__Stated exercise__
Search the material for the word "БЛАГОДАРНОСТЬ" and report each line where it turns up.

## START Raw data

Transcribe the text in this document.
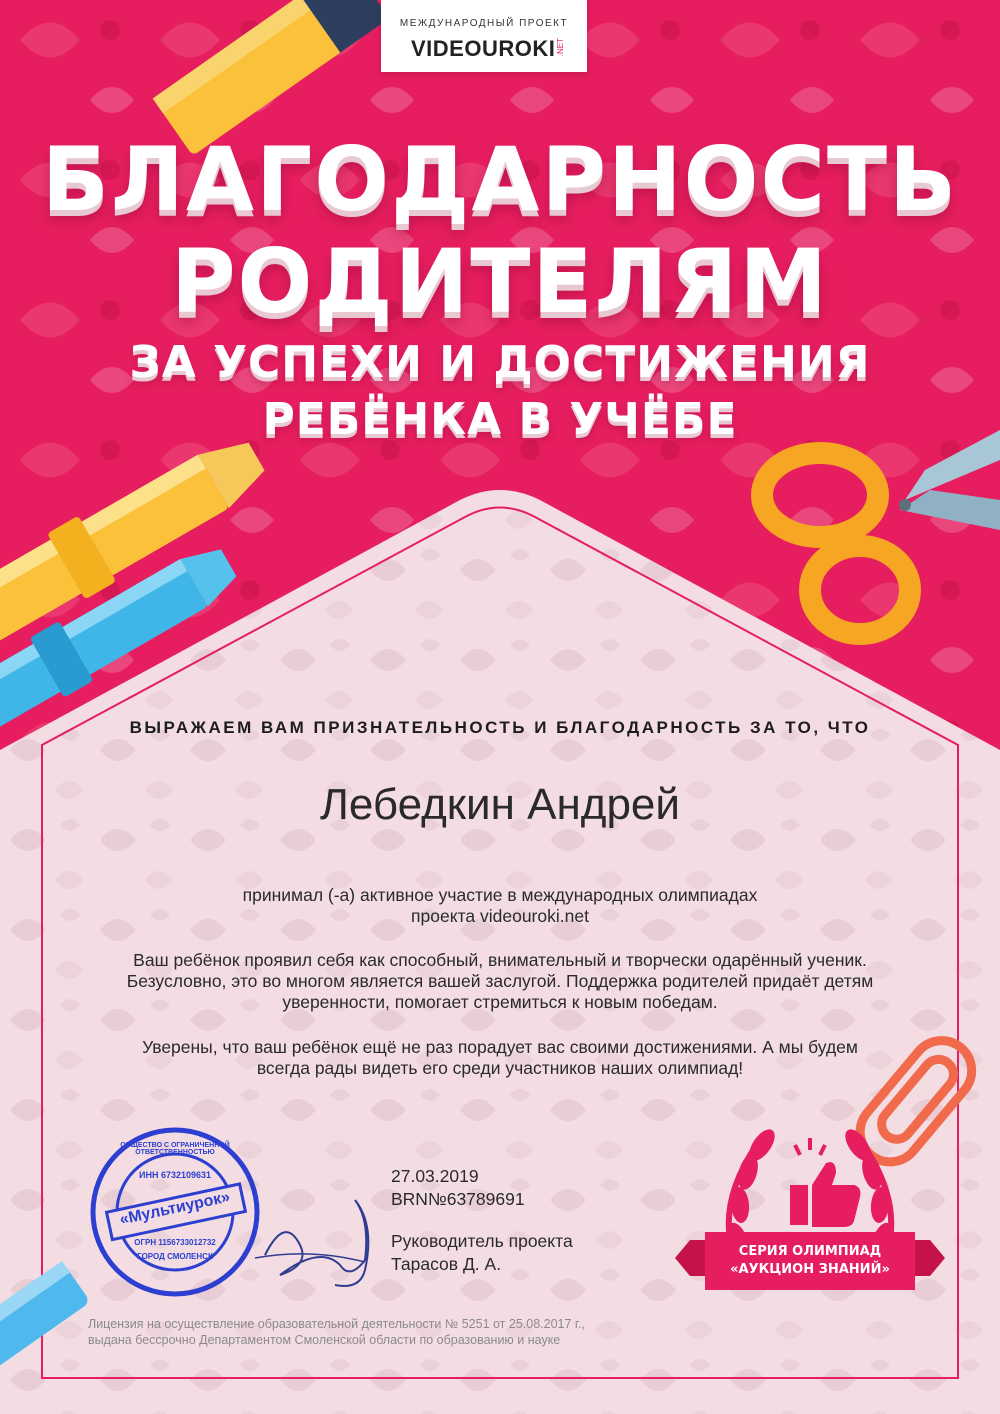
МЕЖДУНАРОДНЫЙ ПРОЕКТ
VIDEOUROKI .NET
БЛАГОДАРНОСТЬ
РОДИТЕЛЯМ
ЗА УСПЕХИ И ДОСТИЖЕНИЯ
РЕБЁНКА В УЧЁБЕ
ВЫРАЖАЕМ ВАМ ПРИЗНАТЕЛЬНОСТЬ И БЛАГОДАРНОСТЬ ЗА ТО, ЧТО
Лебедкин Андрей
принимал (-а) активное участие в международных олимпиадах
проекта videouroki.net
Ваш ребёнок проявил себя как способный, внимательный и творчески одарённый ученик.
Безусловно, это во многом является вашей заслугой. Поддержка родителей придаёт детям
уверенности, помогает стремиться к новым победам.
Уверены, что ваш ребёнок ещё не раз порадует вас своими достижениями. А мы будем
всегда рады видеть его среди участников наших олимпиад!
27.03.2019
BRN№63789691
Руководитель проекта
Тарасов Д. А.
ОБЩЕСТВО С ОГРАНИЧЕННОЙ ОТВЕТСТВЕННОСТЬЮ
ИНН 6732109631
«Мультиурок»
ОГРН 1156733012732
ГОРОД СМОЛЕНСК	СЕРИЯ ОЛИМПИАД
«АУКЦИОН ЗНАНИЙ»
Лицензия на осуществление образовательной деятельности № 5251 от 25.08.2017 г.,
выдана бессрочно Департаментом Смоленской области по образованию и науке
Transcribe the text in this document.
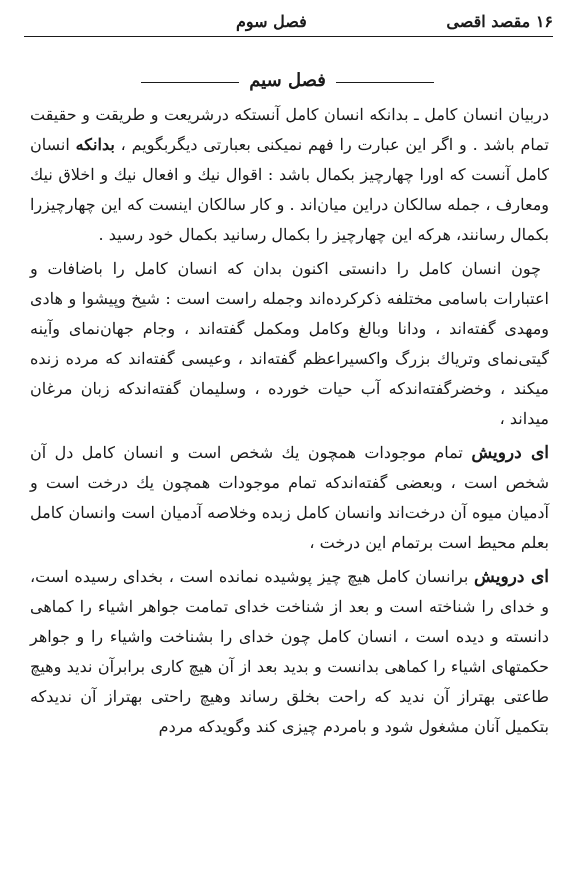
۱۶ مقصد اقصی
فصل سوم
فصل سیم

دربیان انسان کامل ـ بدانکه انسان کامل آنستکه درشریعت و طریقت و حقیقت تمام باشد . و اگر این عبارت را فهم نمیکنی بعبارتی دیگربگویم ، بدانکه انسان کامل آنست که اورا چهارچیز بکمال باشد : اقوال نیك و افعال نیك و اخلاق نیك ومعارف ، جمله سالکان دراین میان‌اند . و کار سالکان اینست که این چهارچیزرا بکمال رسانند، هرکه این چهارچیز را بکمال رسانید بکمال خود رسید .

چون انسان کامل را دانستی اکنون بدان که انسان کامل را باضافات و اعتبارات باسامی مختلفه ذکرکرده‌اند وجمله راست است : شیخ وپیشوا و هادی ومهدی گفته‌اند ، ودانا وبالغ وکامل ومکمل گفته‌اند ، وجام جهان‌نمای وآینه گیتی‌نمای وتریاك بزرگ واکسیراعظم گفته‌اند ، وعیسی گفته‌اند که مرده زنده میکند ، وخضرگفته‌اندکه آب حیات خورده ، وسلیمان گفته‌اندکه زبان مرغان میداند ،

ای درویش تمام موجودات همچون یك شخص است و انسان کامل دل آن شخص است ، وبعضی گفته‌اندکه تمام موجودات همچون یك درخت است و آدمیان میوه آن درخت‌اند وانسان کامل زبده وخلاصه آدمیان است وانسان کامل بعلم محیط است برتمام این درخت ،

ای درویش برانسان کامل هیچ چیز پوشیده نمانده است ، بخدای رسیده است، و خدای را شناخته است و بعد از شناخت خدای تمامت جواهر اشیاء را کماهی دانسته و دیده است ، انسان کامل چون خدای را بشناخت واشیاء را و جواهر حکمتهای اشیاء را کماهی بدانست و بدید بعد از آن هیچ کاری برابرآن ندید وهیچ طاعتی بهتراز آن ندید که راحت بخلق رساند وهیچ راحتی بهتراز آن ندیدکه بتکمیل آنان مشغول شود و بامردم چیزی کند وگویدکه مردم
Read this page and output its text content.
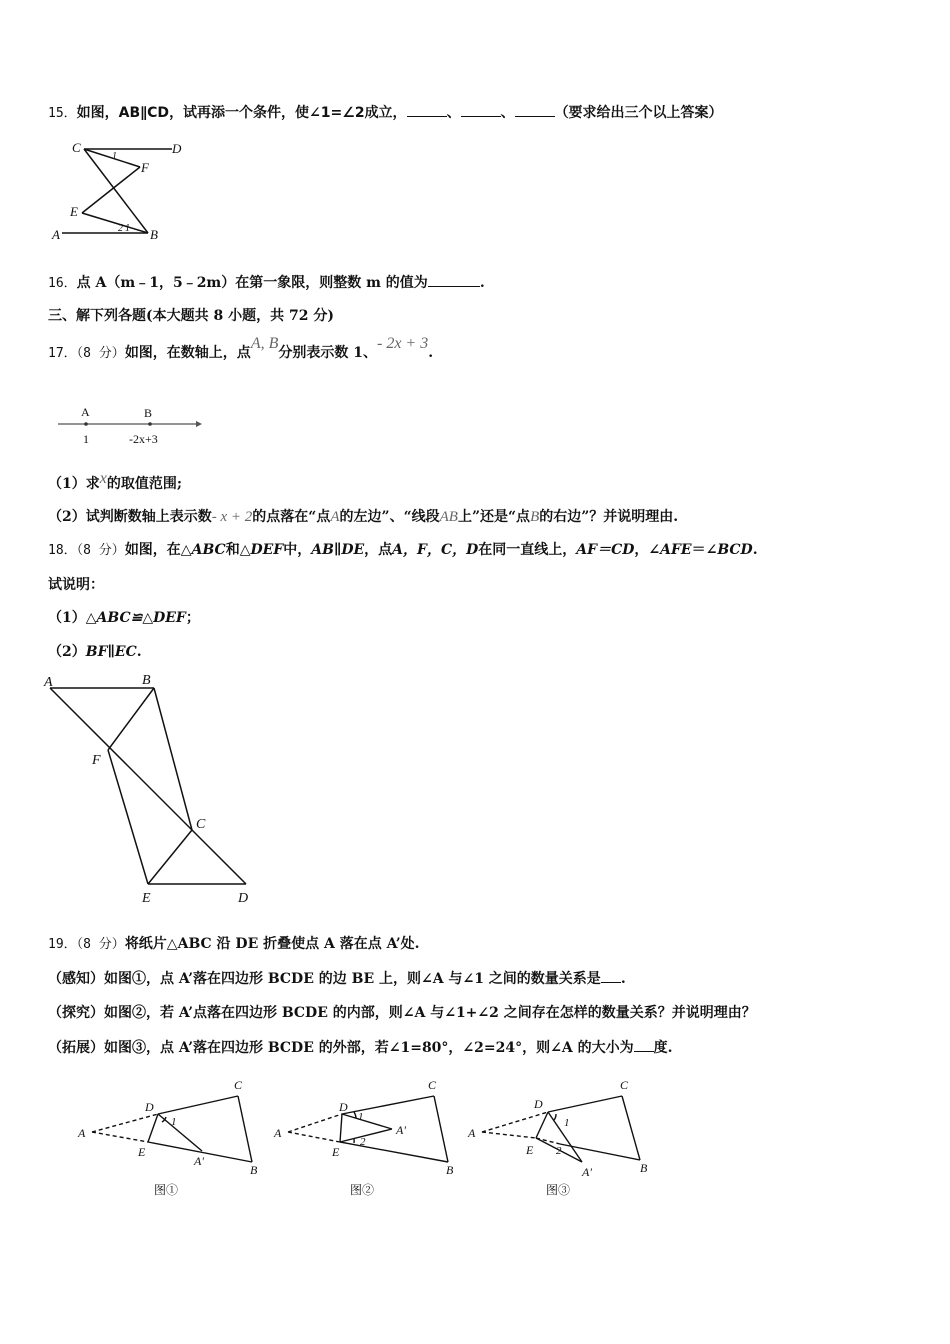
15．如图，AB∥CD，试再添一个条件，使∠1=∠2成立，	、	、	（要求给出三个以上答案）
C	D
F
E
A	B
1
2 1
16．点 A（m﹣1，5﹣2m）在第一象限，则整数 m 的值为	.
三、解下列各题(本大题共 8 小题，共 72 分)
17．（8 分）如图，在数轴上，点A, B分别表示数 1、- 2x + 3.
A	B
1	-2x+3
（1）求x的取值范围;
（2）试判断数轴上表示数- x + 2的点落在“点A的左边”、“线段AB上”还是“点B的右边”？并说明理由.
18．（8 分）如图，在△ABC和△DEF中，AB∥DE，点A，F，C，D在同一直线上，AF＝CD，∠AFE＝∠BCD.
试说明：
（1）△ABC≌△DEF；
（2）BF∥EC.
A	B
F
C
E	D
19．（8 分）将纸片△ABC 沿 DE 折叠使点 A 落在点 A’处.
（感知）如图①，点 A’落在四边形 BCDE 的边 BE 上，则∠A 与∠1 之间的数量关系是 .
（探究）如图②，若 A’点落在四边形 BCDE 的内部，则∠A 与∠1+∠2 之间存在怎样的数量关系？并说明理由？
（拓展）如图③，点 A’落在四边形 BCDE 的外部，若∠1=80°，∠2=24°，则∠A 的大小为 度.
A
D
C
E
A'
B
1
图①
A
D
C
E
A'
B
1
2
图②
A
D
C
E
A'	B
1
2
图③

## END Raw data

__Solution for this task__
БЛАГОДАРНОСТЬ
ВЫРАЖАЕМ ВАМ ПРИЗНАТЕЛЬНОСТЬ И БЛАГОДАРНОСТЬ ЗА ТО, ЧТО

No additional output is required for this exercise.